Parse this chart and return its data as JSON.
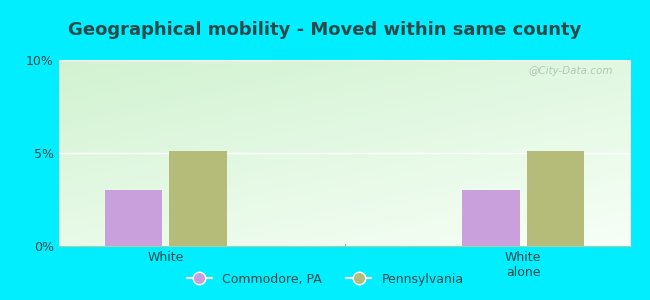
{
  "title": "Geographical mobility - Moved within same county",
  "categories": [
    "White",
    "White\nalone"
  ],
  "commodore_values": [
    3.0,
    3.0
  ],
  "pennsylvania_values": [
    5.1,
    5.1
  ],
  "commodore_color": "#c9a0dc",
  "pennsylvania_color": "#b5bc7a",
  "background_outer": "#00eeff",
  "background_plot_topleft": "#c8e6c0",
  "background_plot_bottomright": "#f5fff5",
  "ylim": [
    0,
    10
  ],
  "yticks": [
    0,
    5,
    10
  ],
  "ytick_labels": [
    "0%",
    "5%",
    "10%"
  ],
  "bar_width": 0.32,
  "legend_labels": [
    "Commodore, PA",
    "Pennsylvania"
  ],
  "title_fontsize": 13,
  "tick_fontsize": 9,
  "legend_fontsize": 9,
  "watermark": "@City-Data.com",
  "text_color": "#2a4a4a"
}
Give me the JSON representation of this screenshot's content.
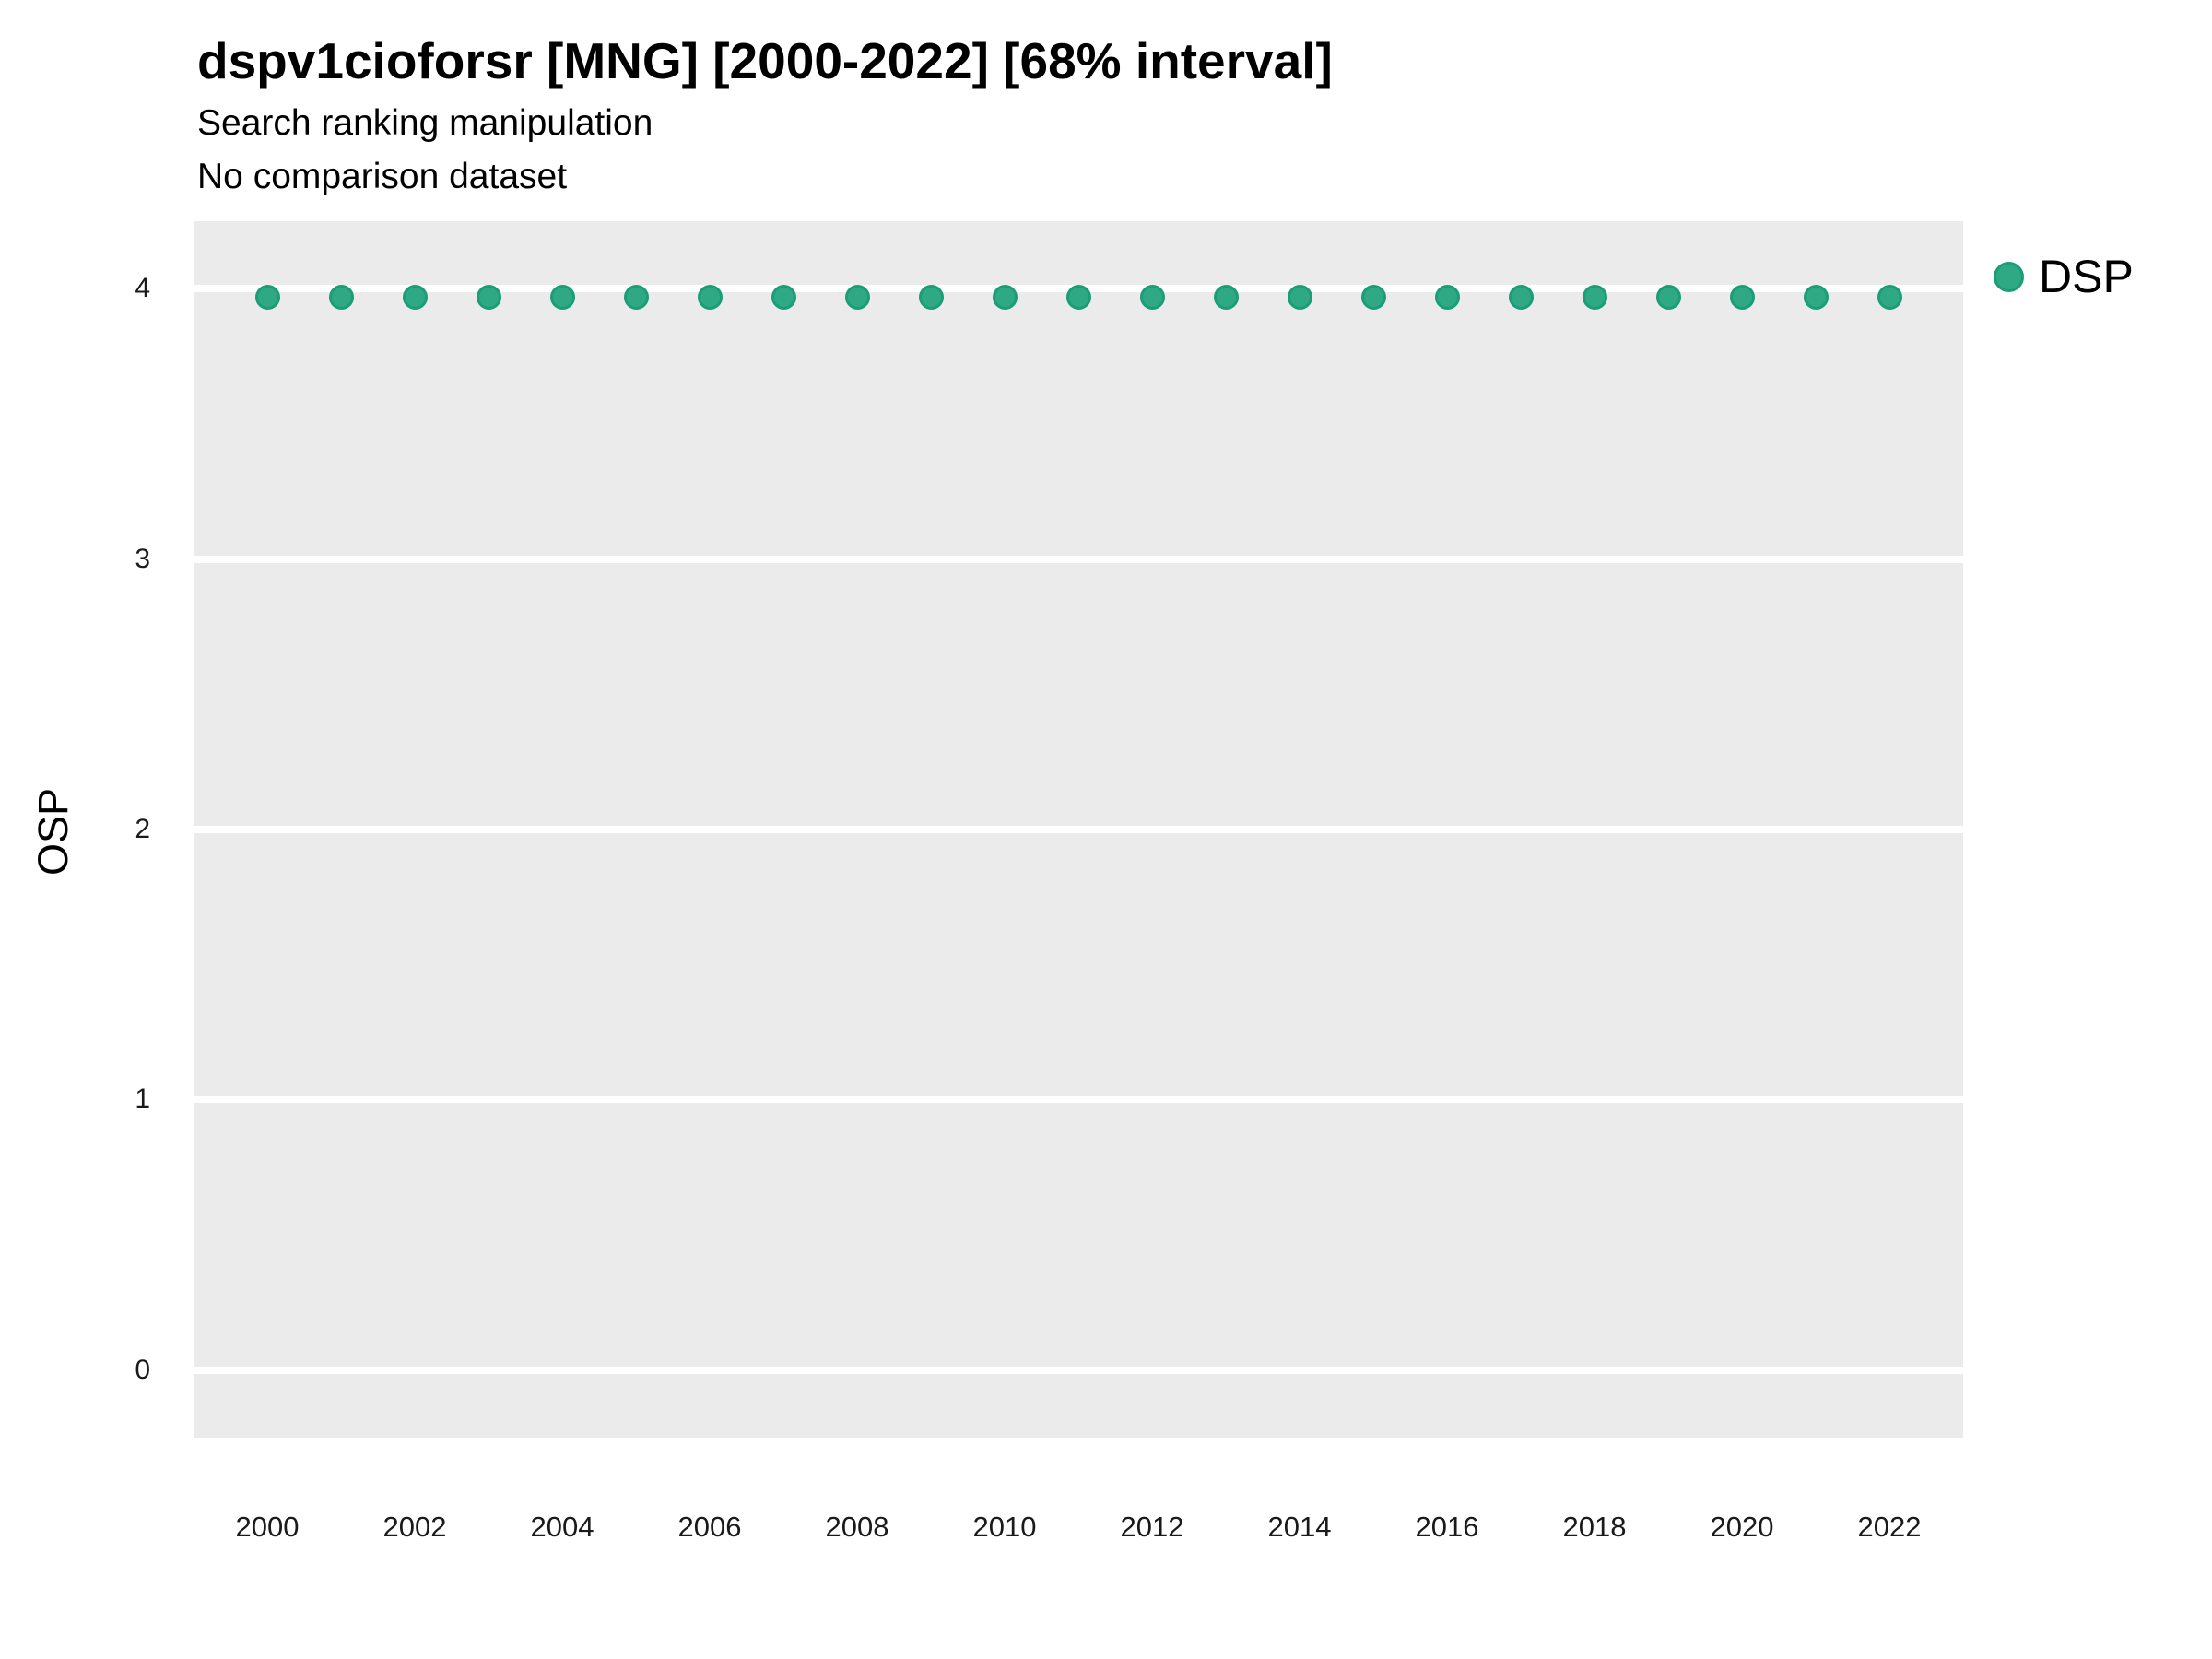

* * * * * * *

## Your instructions
Transcribe all of the material exactly, leaving out whatever pictures it contains.

## Correct response
Parse this chart and return its data as JSON.
{
  "title": "Geographical mobility - Moved within same county",
  "categories": [
    "White",
    "White\nalone"
  ],
  "commodore_values": [
    3.0,
    3.0
  ],
  "pennsylvania_values": [
    5.1,
    5.1
  ],
  "commodore_color": "#c9a0dc",
  "pennsylvania_color": "#b5bc7a",
  "background_outer": "#00eeff",
  "background_plot_topleft": "#c8e6c0",
  "background_plot_bottomright": "#f5fff5",
  "ylim": [
    0,
    10
  ],
  "yticks": [
    0,
    5,
    10
  ],
  "ytick_labels": [
    "0%",
    "5%",
    "10%"
  ],
  "bar_width": 0.32,
  "legend_labels": [
    "Commodore, PA",
    "Pennsylvania"
  ],
  "title_fontsize": 13,
  "tick_fontsize": 9,
  "legend_fontsize": 9,
  "watermark": "@City-Data.com",
  "text_color": "#2a4a4a"
}
Give me the JSON representation of this screenshot's content.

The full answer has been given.